_Exercise objective_:
According to the blog post below on DynamoDB Streams, why did the team at first turn down AWS Lambda for reading the change stream? Answer in one to three sentences.
──────── Source passage ────────
Reading from DynamoDB Streams without Lambda

Ivan Drobysh

Oct 30, 20258 min read

CDC in DynamoDB

At some point in monday.com, we wanted to reliably and quickly store our data somewhere. Moreover, we would like to have a near-real-time stream of data changes (CDC) from this storage to decrease read load. DynamoDB looked like a good choice for it. It is fast enough and features the DynamoDB Streams service, which supports CDC listening.

According to the AWS doc, there are several options for leveraging DynamoDB Streams:

Using AWS Lambda directly with DynamoDB Streams or Kinesis. All the complexity of shard management is hidden, and we’ve just been managing Lambda functions.
KCL 1.x, which stands for Kinesis Client Library. Using low-level DynamoDB API, but using an already existing Java open-sourced library.
The most interesting and hardcore one is building our own solution on top of DynamoDB streams’ low-level API and handling all the complexity by ourselves.

While Lambdas seem to be the most logical decision, there are a few reasons why we resigned (but later changed our minds):

Lambdas poll the partition only 4 times per second, which is not frequent enough to be near real-time
Lambdas are not on the golden path in the company, which would require a lot of additional work from our side to introduce them.

Another option is to use the low-level DynamoDB Streams API. The Java library (KCL 1.x) was used at the beginning as a POC, because it was fast enough to build a first version. Later, we implemented our own logic for listening to changes from the DynamoDB table using Go, as Java is not on the gold path in the company.
──────── Record extracts ────────
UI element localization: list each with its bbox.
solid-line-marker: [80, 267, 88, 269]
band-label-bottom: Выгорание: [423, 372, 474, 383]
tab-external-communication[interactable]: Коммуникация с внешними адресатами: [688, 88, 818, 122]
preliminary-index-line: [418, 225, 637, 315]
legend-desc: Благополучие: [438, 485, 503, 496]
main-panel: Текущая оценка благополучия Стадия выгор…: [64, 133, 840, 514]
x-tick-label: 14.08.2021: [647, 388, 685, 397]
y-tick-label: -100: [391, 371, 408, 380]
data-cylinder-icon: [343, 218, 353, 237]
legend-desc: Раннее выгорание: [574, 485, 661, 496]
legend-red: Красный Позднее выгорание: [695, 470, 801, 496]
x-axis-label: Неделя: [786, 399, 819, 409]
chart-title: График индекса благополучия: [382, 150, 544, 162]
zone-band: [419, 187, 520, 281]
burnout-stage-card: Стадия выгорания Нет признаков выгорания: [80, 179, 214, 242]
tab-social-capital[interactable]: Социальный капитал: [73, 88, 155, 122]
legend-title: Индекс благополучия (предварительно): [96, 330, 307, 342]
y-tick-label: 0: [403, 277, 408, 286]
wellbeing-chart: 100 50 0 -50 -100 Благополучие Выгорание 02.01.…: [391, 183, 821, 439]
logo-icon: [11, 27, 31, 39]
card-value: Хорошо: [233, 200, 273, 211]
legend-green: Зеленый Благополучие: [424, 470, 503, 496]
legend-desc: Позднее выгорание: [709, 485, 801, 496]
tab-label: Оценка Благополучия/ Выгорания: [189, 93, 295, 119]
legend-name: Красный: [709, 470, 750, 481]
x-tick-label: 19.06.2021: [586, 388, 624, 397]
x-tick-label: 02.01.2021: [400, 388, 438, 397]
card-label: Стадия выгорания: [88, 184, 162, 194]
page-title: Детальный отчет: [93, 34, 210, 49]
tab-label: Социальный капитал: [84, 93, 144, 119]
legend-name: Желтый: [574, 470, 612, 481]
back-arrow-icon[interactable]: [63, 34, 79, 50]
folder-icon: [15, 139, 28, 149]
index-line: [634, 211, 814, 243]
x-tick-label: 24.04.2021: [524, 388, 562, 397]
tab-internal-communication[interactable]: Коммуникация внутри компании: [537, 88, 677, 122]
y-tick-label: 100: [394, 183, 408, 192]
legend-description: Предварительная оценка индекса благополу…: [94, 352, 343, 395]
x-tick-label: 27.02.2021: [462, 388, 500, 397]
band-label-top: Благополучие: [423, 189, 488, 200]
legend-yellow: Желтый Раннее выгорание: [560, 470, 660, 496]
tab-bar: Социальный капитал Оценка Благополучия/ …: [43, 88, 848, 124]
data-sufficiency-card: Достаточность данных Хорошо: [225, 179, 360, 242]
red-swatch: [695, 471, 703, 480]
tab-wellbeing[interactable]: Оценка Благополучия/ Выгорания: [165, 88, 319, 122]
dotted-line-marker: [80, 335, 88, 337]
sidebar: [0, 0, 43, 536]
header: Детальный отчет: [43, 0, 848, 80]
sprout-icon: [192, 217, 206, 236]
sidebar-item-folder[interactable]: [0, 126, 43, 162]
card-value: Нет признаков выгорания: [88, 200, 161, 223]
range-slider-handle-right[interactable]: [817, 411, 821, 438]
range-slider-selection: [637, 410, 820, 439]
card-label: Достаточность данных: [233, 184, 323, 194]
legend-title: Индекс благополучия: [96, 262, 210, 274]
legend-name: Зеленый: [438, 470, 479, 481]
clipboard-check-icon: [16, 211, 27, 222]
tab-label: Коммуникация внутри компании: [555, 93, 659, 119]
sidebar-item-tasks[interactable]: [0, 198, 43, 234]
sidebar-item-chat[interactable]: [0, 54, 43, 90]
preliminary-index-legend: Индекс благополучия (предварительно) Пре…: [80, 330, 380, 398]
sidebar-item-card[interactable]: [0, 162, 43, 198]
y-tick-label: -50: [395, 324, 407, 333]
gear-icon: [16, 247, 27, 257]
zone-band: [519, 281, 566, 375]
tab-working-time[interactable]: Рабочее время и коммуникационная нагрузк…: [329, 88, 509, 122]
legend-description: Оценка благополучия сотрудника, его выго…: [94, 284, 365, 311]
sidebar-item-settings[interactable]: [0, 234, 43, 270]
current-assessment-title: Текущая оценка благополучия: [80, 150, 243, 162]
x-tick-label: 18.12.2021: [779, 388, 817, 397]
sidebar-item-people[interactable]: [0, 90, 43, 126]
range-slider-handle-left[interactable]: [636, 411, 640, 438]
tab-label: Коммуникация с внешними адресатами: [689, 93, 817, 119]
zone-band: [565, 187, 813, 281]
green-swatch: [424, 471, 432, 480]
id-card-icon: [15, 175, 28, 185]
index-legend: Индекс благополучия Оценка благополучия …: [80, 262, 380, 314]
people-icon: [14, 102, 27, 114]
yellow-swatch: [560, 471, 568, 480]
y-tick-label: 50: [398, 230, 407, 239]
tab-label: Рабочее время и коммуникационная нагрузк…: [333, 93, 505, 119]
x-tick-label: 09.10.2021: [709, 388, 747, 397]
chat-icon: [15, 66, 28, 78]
────────
_Output of the task_:
Lambdas poll the partition only four times per second, which the team found too infrequent for near-real-time processing. Lambdas were also not on the company's golden path, so introducing them would have required a lot of additional work.